**PROBLEM REQUIREMENTS:**
Copy the records below exactly as they appear.

**DATA PROVIDED:**

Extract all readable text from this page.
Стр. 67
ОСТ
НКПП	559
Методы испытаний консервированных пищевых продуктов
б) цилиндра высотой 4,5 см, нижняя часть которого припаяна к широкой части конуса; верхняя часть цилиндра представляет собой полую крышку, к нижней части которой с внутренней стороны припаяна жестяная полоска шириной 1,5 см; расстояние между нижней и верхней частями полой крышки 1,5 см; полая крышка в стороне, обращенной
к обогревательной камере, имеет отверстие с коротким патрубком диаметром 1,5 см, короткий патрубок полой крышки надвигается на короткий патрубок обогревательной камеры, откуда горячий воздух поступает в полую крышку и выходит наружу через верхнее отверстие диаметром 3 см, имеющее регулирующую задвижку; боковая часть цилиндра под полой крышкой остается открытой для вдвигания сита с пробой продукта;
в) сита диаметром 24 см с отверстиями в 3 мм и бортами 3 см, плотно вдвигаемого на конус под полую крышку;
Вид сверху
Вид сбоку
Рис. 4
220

**RESPONSE:**
Extract all readable text from this page.
Стр. 67
ОСТ
НКПП	559
Методы испытаний консервированных пищевых продуктов
б) цилиндра высотой 4,5 см, нижняя часть которого припаяна к широкой части конуса; верхняя часть цилиндра представляет собой полую крышку, к нижней части которой с внутренней стороны припаяна жестяная полоска шириной 1,5 см; расстояние между нижней и верхней частями полой крышки 1,5 см; полая крышка в стороне, обращенной
к обогревательной камере, имеет отверстие с коротким патрубком диаметром 1,5 см, короткий патрубок полой крышки надвигается на короткий патрубок обогревательной камеры, откуда горячий воздух поступает в полую крышку и выходит наружу через верхнее отверстие диаметром 3 см, имеющее регулирующую задвижку; боковая часть цилиндра под полой крышкой остается открытой для вдвигания сита с пробой продукта;
в) сита диаметром 24 см с отверстиями в 3 мм и бортами 3 см, плотно вдвигаемого на конус под полую крышку;
Вид сверху
Вид сбоку
Рис. 4
220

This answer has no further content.